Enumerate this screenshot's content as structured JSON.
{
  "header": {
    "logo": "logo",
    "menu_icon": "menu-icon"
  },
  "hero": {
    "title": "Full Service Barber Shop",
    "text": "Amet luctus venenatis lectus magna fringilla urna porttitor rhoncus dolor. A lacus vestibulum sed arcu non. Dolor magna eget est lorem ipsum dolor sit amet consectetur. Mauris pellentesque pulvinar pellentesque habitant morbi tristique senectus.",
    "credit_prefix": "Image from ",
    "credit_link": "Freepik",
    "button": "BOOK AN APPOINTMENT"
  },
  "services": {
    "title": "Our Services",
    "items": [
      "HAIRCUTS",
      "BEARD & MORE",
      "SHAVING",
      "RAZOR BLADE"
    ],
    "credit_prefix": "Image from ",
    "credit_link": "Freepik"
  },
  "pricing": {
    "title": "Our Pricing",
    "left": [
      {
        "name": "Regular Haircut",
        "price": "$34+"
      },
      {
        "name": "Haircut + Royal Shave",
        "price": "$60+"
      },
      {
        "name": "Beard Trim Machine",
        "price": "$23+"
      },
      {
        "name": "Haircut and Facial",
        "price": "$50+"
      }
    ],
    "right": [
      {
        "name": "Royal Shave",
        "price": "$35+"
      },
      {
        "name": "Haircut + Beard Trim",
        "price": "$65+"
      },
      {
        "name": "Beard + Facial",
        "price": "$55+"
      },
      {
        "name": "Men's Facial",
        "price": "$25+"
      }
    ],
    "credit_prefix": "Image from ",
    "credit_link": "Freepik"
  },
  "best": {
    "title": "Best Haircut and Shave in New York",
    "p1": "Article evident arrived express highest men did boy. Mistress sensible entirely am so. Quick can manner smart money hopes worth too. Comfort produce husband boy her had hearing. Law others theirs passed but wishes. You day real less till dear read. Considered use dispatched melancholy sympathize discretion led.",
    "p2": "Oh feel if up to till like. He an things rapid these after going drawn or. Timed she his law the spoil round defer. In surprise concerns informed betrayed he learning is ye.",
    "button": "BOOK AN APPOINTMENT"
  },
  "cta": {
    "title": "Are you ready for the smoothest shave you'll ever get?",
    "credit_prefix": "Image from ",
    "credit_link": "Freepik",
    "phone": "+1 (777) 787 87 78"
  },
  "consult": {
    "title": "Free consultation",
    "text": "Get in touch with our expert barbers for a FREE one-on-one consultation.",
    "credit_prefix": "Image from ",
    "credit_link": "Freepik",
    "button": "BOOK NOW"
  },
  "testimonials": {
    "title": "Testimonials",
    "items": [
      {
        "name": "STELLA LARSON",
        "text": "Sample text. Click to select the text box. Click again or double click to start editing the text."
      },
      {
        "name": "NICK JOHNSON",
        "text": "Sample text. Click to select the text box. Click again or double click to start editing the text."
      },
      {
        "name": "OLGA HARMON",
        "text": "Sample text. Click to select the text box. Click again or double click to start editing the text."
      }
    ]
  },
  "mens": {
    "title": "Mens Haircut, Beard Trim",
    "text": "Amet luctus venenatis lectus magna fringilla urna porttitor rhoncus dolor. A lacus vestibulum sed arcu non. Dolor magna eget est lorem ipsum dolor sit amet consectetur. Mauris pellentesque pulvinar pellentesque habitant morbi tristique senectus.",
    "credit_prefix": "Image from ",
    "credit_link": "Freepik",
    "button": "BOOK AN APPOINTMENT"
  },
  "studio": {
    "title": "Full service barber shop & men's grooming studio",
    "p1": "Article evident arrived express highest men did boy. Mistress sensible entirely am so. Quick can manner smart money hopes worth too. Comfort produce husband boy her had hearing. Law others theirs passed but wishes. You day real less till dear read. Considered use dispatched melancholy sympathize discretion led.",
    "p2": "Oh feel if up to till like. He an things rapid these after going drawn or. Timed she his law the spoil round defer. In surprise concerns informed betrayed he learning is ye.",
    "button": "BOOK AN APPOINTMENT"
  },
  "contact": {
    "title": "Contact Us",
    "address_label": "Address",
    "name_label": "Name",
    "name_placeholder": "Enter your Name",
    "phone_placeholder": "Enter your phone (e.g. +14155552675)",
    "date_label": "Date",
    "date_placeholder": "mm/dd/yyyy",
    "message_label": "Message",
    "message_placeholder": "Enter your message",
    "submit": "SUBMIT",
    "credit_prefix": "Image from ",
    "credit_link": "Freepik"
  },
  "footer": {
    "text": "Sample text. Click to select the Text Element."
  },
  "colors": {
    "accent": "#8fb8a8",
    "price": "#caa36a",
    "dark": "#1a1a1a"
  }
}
++++++++
■ **WHAT THE EXERCISE ASKS**
Copy out all of the records shown above exactly.

■ **EXERCISE SOLUTION**
Enumerate this screenshot's content as structured JSON.
{
  "header": {
    "logo": "logo",
    "menu_icon": "menu-icon"
  },
  "hero": {
    "title": "Full Service Barber Shop",
    "text": "Amet luctus venenatis lectus magna fringilla urna porttitor rhoncus dolor. A lacus vestibulum sed arcu non. Dolor magna eget est lorem ipsum dolor sit amet consectetur. Mauris pellentesque pulvinar pellentesque habitant morbi tristique senectus.",
    "credit_prefix": "Image from ",
    "credit_link": "Freepik",
    "button": "BOOK AN APPOINTMENT"
  },
  "services": {
    "title": "Our Services",
    "items": [
      "HAIRCUTS",
      "BEARD & MORE",
      "SHAVING",
      "RAZOR BLADE"
    ],
    "credit_prefix": "Image from ",
    "credit_link": "Freepik"
  },
  "pricing": {
    "title": "Our Pricing",
    "left": [
      {
        "name": "Regular Haircut",
        "price": "$34+"
      },
      {
        "name": "Haircut + Royal Shave",
        "price": "$60+"
      },
      {
        "name": "Beard Trim Machine",
        "price": "$23+"
      },
      {
        "name": "Haircut and Facial",
        "price": "$50+"
      }
    ],
    "right": [
      {
        "name": "Royal Shave",
        "price": "$35+"
      },
      {
        "name": "Haircut + Beard Trim",
        "price": "$65+"
      },
      {
        "name": "Beard + Facial",
        "price": "$55+"
      },
      {
        "name": "Men's Facial",
        "price": "$25+"
      }
    ],
    "credit_prefix": "Image from ",
    "credit_link": "Freepik"
  },
  "best": {
    "title": "Best Haircut and Shave in New York",
    "p1": "Article evident arrived express highest men did boy. Mistress sensible entirely am so. Quick can manner smart money hopes worth too. Comfort produce husband boy her had hearing. Law others theirs passed but wishes. You day real less till dear read. Considered use dispatched melancholy sympathize discretion led.",
    "p2": "Oh feel if up to till like. He an things rapid these after going drawn or. Timed she his law the spoil round defer. In surprise concerns informed betrayed he learning is ye.",
    "button": "BOOK AN APPOINTMENT"
  },
  "cta": {
    "title": "Are you ready for the smoothest shave you'll ever get?",
    "credit_prefix": "Image from ",
    "credit_link": "Freepik",
    "phone": "+1 (777) 787 87 78"
  },
  "consult": {
    "title": "Free consultation",
    "text": "Get in touch with our expert barbers for a FREE one-on-one consultation.",
    "credit_prefix": "Image from ",
    "credit_link": "Freepik",
    "button": "BOOK NOW"
  },
  "testimonials": {
    "title": "Testimonials",
    "items": [
      {
        "name": "STELLA LARSON",
        "text": "Sample text. Click to select the text box. Click again or double click to start editing the text."
      },
      {
        "name": "NICK JOHNSON",
        "text": "Sample text. Click to select the text box. Click again or double click to start editing the text."
      },
      {
        "name": "OLGA HARMON",
        "text": "Sample text. Click to select the text box. Click again or double click to start editing the text."
      }
    ]
  },
  "mens": {
    "title": "Mens Haircut, Beard Trim",
    "text": "Amet luctus venenatis lectus magna fringilla urna porttitor rhoncus dolor. A lacus vestibulum sed arcu non. Dolor magna eget est lorem ipsum dolor sit amet consectetur. Mauris pellentesque pulvinar pellentesque habitant morbi tristique senectus.",
    "credit_prefix": "Image from ",
    "credit_link": "Freepik",
    "button": "BOOK AN APPOINTMENT"
  },
  "studio": {
    "title": "Full service barber shop & men's grooming studio",
    "p1": "Article evident arrived express highest men did boy. Mistress sensible entirely am so. Quick can manner smart money hopes worth too. Comfort produce husband boy her had hearing. Law others theirs passed but wishes. You day real less till dear read. Considered use dispatched melancholy sympathize discretion led.",
    "p2": "Oh feel if up to till like. He an things rapid these after going drawn or. Timed she his law the spoil round defer. In surprise concerns informed betrayed he learning is ye.",
    "button": "BOOK AN APPOINTMENT"
  },
  "contact": {
    "title": "Contact Us",
    "address_label": "Address",
    "name_label": "Name",
    "name_placeholder": "Enter your Name",
    "phone_placeholder": "Enter your phone (e.g. +14155552675)",
    "date_label": "Date",
    "date_placeholder": "mm/dd/yyyy",
    "message_label": "Message",
    "message_placeholder": "Enter your message",
    "submit": "SUBMIT",
    "credit_prefix": "Image from ",
    "credit_link": "Freepik"
  },
  "footer": {
    "text": "Sample text. Click to select the Text Element."
  },
  "colors": {
    "accent": "#8fb8a8",
    "price": "#caa36a",
    "dark": "#1a1a1a"
  }
}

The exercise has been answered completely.